# EXCERPTED RECORDS
..........

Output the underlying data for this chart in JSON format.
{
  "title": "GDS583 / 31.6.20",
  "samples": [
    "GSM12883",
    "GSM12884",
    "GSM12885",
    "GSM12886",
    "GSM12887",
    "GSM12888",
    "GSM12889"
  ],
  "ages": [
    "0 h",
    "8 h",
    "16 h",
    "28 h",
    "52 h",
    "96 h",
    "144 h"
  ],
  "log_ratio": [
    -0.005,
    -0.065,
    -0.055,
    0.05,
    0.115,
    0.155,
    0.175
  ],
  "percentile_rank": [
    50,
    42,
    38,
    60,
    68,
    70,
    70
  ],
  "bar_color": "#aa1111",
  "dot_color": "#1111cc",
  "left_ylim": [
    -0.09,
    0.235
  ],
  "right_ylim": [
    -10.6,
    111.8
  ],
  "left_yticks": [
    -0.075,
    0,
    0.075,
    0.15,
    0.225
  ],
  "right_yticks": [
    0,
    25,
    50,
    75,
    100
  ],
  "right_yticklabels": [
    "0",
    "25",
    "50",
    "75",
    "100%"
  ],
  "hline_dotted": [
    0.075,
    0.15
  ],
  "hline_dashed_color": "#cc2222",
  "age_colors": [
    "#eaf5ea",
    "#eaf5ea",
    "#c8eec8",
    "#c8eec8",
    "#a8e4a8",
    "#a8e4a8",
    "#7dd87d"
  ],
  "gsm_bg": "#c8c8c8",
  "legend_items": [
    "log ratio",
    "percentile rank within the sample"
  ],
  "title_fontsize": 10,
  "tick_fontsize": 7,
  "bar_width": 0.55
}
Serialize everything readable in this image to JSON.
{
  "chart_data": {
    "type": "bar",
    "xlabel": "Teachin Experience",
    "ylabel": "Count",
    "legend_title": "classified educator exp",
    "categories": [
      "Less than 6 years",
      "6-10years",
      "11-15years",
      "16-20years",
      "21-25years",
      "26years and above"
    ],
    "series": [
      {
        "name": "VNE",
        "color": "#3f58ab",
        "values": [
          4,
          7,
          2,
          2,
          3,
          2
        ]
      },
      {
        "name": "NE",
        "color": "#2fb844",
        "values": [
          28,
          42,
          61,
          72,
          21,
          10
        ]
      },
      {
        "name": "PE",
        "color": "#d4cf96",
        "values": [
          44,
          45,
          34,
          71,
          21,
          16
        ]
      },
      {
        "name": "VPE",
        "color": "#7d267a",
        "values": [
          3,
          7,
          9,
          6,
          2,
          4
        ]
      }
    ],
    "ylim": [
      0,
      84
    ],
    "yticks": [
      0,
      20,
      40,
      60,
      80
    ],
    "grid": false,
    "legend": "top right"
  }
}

..........

# WHAT IS BEING ASKED
Give back each line above precisely as it stands.

# THE REPLY
Output the underlying data for this chart in JSON format.
{
  "title": "GDS583 / 31.6.20",
  "samples": [
    "GSM12883",
    "GSM12884",
    "GSM12885",
    "GSM12886",
    "GSM12887",
    "GSM12888",
    "GSM12889"
  ],
  "ages": [
    "0 h",
    "8 h",
    "16 h",
    "28 h",
    "52 h",
    "96 h",
    "144 h"
  ],
  "log_ratio": [
    -0.005,
    -0.065,
    -0.055,
    0.05,
    0.115,
    0.155,
    0.175
  ],
  "percentile_rank": [
    50,
    42,
    38,
    60,
    68,
    70,
    70
  ],
  "bar_color": "#aa1111",
  "dot_color": "#1111cc",
  "left_ylim": [
    -0.09,
    0.235
  ],
  "right_ylim": [
    -10.6,
    111.8
  ],
  "left_yticks": [
    -0.075,
    0,
    0.075,
    0.15,
    0.225
  ],
  "right_yticks": [
    0,
    25,
    50,
    75,
    100
  ],
  "right_yticklabels": [
    "0",
    "25",
    "50",
    "75",
    "100%"
  ],
  "hline_dotted": [
    0.075,
    0.15
  ],
  "hline_dashed_color": "#cc2222",
  "age_colors": [
    "#eaf5ea",
    "#eaf5ea",
    "#c8eec8",
    "#c8eec8",
    "#a8e4a8",
    "#a8e4a8",
    "#7dd87d"
  ],
  "gsm_bg": "#c8c8c8",
  "legend_items": [
    "log ratio",
    "percentile rank within the sample"
  ],
  "title_fontsize": 10,
  "tick_fontsize": 7,
  "bar_width": 0.55
}
Serialize everything readable in this image to JSON.
{
  "chart_data": {
    "type": "bar",
    "xlabel": "Teachin Experience",
    "ylabel": "Count",
    "legend_title": "classified educator exp",
    "categories": [
      "Less than 6 years",
      "6-10years",
      "11-15years",
      "16-20years",
      "21-25years",
      "26years and above"
    ],
    "series": [
      {
        "name": "VNE",
        "color": "#3f58ab",
        "values": [
          4,
          7,
          2,
          2,
          3,
          2
        ]
      },
      {
        "name": "NE",
        "color": "#2fb844",
        "values": [
          28,
          42,
          61,
          72,
          21,
          10
        ]
      },
      {
        "name": "PE",
        "color": "#d4cf96",
        "values": [
          44,
          45,
          34,
          71,
          21,
          16
        ]
      },
      {
        "name": "VPE",
        "color": "#7d267a",
        "values": [
          3,
          7,
          9,
          6,
          2,
          4
        ]
      }
    ],
    "ylim": [
      0,
      84
    ],
    "yticks": [
      0,
      20,
      40,
      60,
      80
    ],
    "grid": false,
    "legend": "top right"
  }
}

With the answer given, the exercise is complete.